● Set task:
Leave out the pictures and copy everything else below exactly.

● Dataset entries:
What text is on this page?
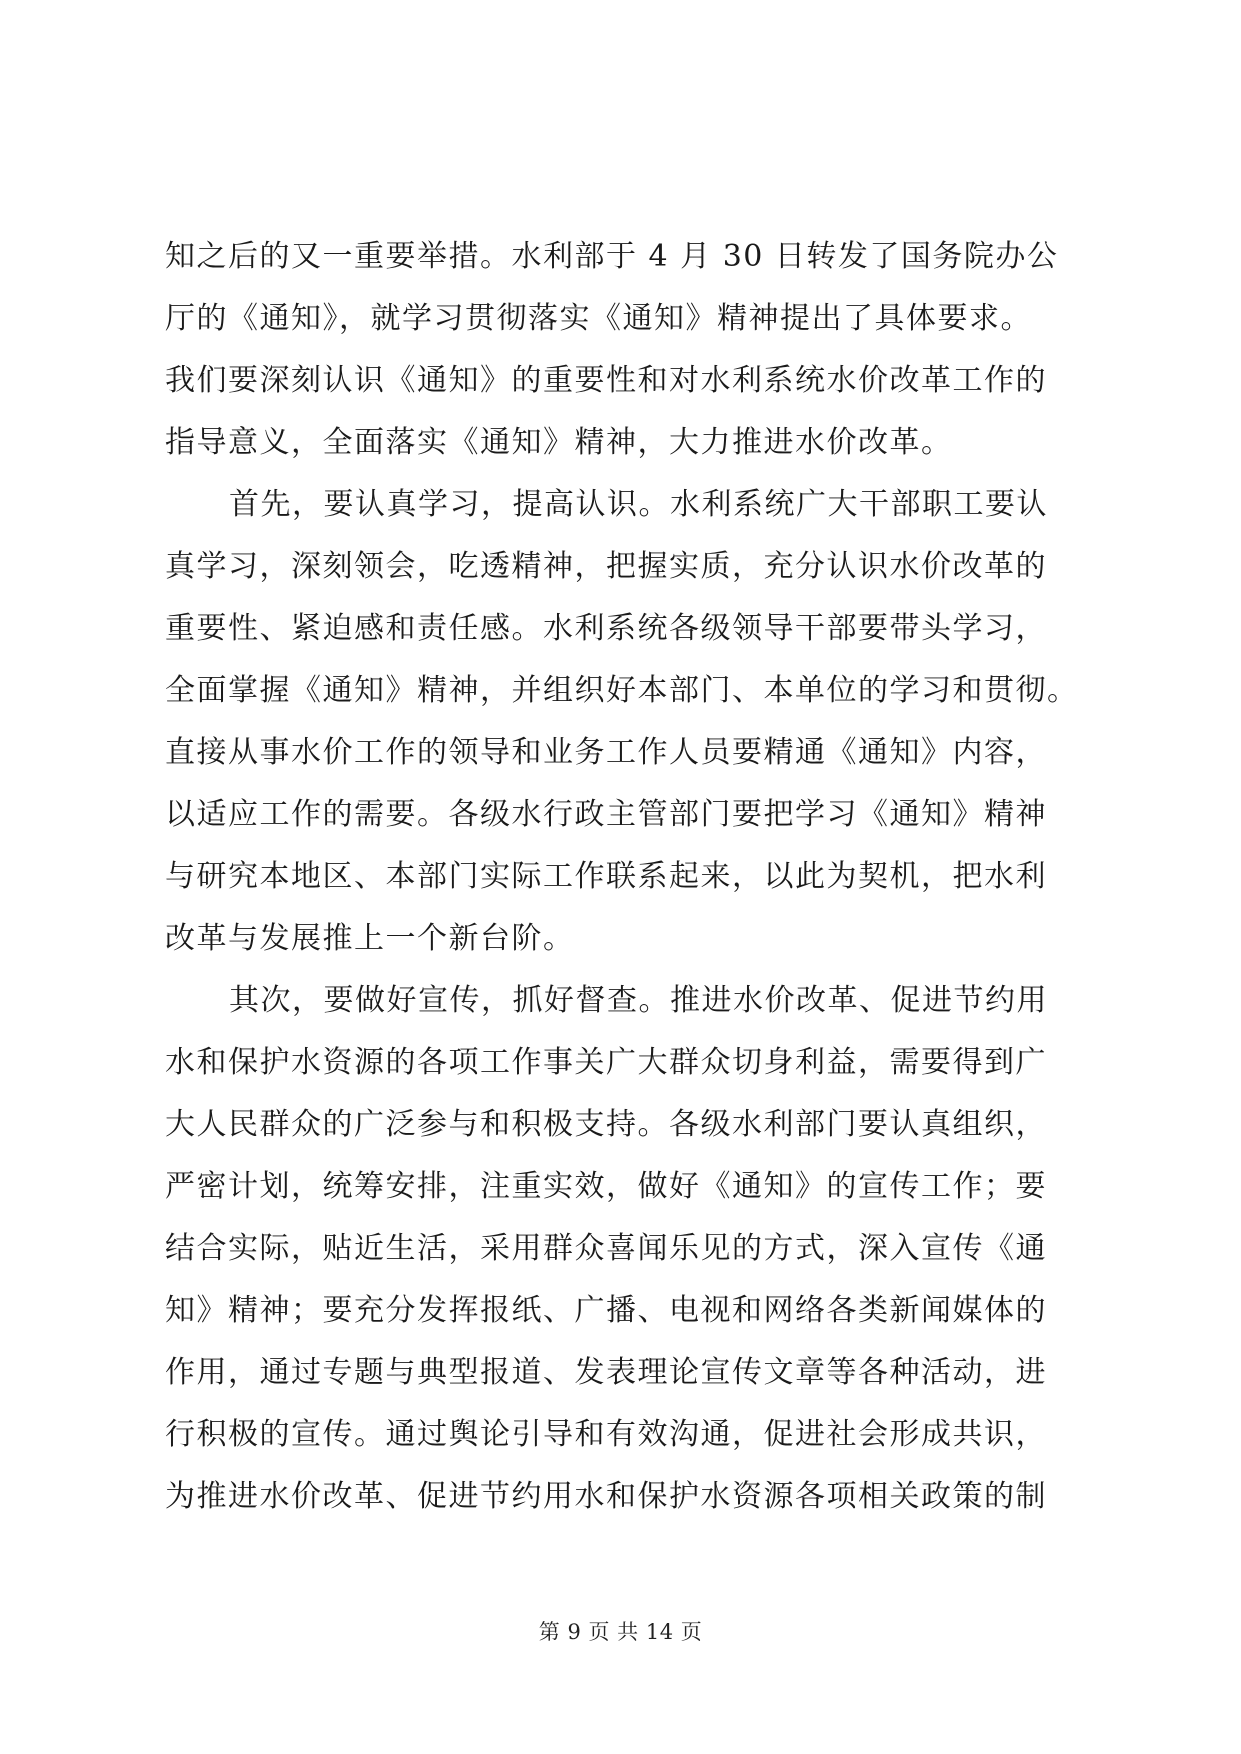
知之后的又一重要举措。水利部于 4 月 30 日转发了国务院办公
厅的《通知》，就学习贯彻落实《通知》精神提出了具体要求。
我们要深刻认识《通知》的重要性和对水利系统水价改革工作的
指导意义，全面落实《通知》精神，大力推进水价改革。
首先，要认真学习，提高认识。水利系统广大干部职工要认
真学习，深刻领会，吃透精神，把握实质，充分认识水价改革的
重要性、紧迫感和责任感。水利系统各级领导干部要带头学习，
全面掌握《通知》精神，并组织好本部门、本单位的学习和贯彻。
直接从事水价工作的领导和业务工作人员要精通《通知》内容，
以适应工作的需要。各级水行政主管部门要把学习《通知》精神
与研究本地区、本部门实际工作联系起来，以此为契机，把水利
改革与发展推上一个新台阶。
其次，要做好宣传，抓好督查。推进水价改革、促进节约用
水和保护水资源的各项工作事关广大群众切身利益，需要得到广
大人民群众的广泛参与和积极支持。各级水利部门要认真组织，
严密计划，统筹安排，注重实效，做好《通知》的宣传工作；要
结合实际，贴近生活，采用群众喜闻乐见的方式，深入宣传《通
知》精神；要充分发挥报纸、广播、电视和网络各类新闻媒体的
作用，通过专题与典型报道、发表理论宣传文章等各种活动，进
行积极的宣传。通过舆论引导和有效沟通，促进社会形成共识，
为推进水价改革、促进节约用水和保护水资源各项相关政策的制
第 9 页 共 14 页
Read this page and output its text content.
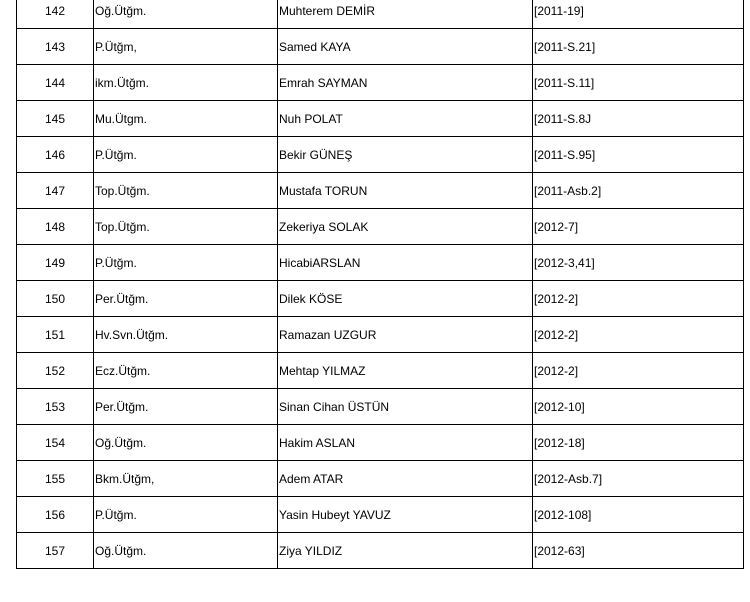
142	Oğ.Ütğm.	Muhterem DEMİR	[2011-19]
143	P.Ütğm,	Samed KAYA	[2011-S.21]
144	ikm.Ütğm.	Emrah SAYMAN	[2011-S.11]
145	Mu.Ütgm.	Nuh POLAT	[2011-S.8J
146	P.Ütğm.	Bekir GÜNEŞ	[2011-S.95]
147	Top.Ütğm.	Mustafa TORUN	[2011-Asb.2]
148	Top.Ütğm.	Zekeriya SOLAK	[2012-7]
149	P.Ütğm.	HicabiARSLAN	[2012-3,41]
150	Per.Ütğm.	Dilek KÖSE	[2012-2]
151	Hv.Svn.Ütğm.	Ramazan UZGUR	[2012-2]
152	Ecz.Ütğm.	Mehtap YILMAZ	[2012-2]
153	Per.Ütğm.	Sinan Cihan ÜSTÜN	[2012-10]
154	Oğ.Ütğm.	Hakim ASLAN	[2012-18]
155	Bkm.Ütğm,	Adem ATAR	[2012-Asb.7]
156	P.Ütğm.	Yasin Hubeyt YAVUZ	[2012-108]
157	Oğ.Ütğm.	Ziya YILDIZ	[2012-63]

● Solution for this problem:
What text is on this page?
知之后的又一重要举措。水利部于 4 月 30 日转发了国务院办公
厅的《通知》，就学习贯彻落实《通知》精神提出了具体要求。
我们要深刻认识《通知》的重要性和对水利系统水价改革工作的
指导意义，全面落实《通知》精神，大力推进水价改革。
首先，要认真学习，提高认识。水利系统广大干部职工要认
真学习，深刻领会，吃透精神，把握实质，充分认识水价改革的
重要性、紧迫感和责任感。水利系统各级领导干部要带头学习，
全面掌握《通知》精神，并组织好本部门、本单位的学习和贯彻。
直接从事水价工作的领导和业务工作人员要精通《通知》内容，
以适应工作的需要。各级水行政主管部门要把学习《通知》精神
与研究本地区、本部门实际工作联系起来，以此为契机，把水利
改革与发展推上一个新台阶。
其次，要做好宣传，抓好督查。推进水价改革、促进节约用
水和保护水资源的各项工作事关广大群众切身利益，需要得到广
大人民群众的广泛参与和积极支持。各级水利部门要认真组织，
严密计划，统筹安排，注重实效，做好《通知》的宣传工作；要
结合实际，贴近生活，采用群众喜闻乐见的方式，深入宣传《通
知》精神；要充分发挥报纸、广播、电视和网络各类新闻媒体的
作用，通过专题与典型报道、发表理论宣传文章等各种活动，进
行积极的宣传。通过舆论引导和有效沟通，促进社会形成共识，
为推进水价改革、促进节约用水和保护水资源各项相关政策的制
第 9 页 共 14 页
Read this page and output its text content.
142	Oğ.Ütğm.	Muhterem DEMİR	[2011-19]
143	P.Ütğm,	Samed KAYA	[2011-S.21]
144	ikm.Ütğm.	Emrah SAYMAN	[2011-S.11]
145	Mu.Ütgm.	Nuh POLAT	[2011-S.8J
146	P.Ütğm.	Bekir GÜNEŞ	[2011-S.95]
147	Top.Ütğm.	Mustafa TORUN	[2011-Asb.2]
148	Top.Ütğm.	Zekeriya SOLAK	[2012-7]
149	P.Ütğm.	HicabiARSLAN	[2012-3,41]
150	Per.Ütğm.	Dilek KÖSE	[2012-2]
151	Hv.Svn.Ütğm.	Ramazan UZGUR	[2012-2]
152	Ecz.Ütğm.	Mehtap YILMAZ	[2012-2]
153	Per.Ütğm.	Sinan Cihan ÜSTÜN	[2012-10]
154	Oğ.Ütğm.	Hakim ASLAN	[2012-18]
155	Bkm.Ütğm,	Adem ATAR	[2012-Asb.7]
156	P.Ütğm.	Yasin Hubeyt YAVUZ	[2012-108]
157	Oğ.Ütğm.	Ziya YILDIZ	[2012-63]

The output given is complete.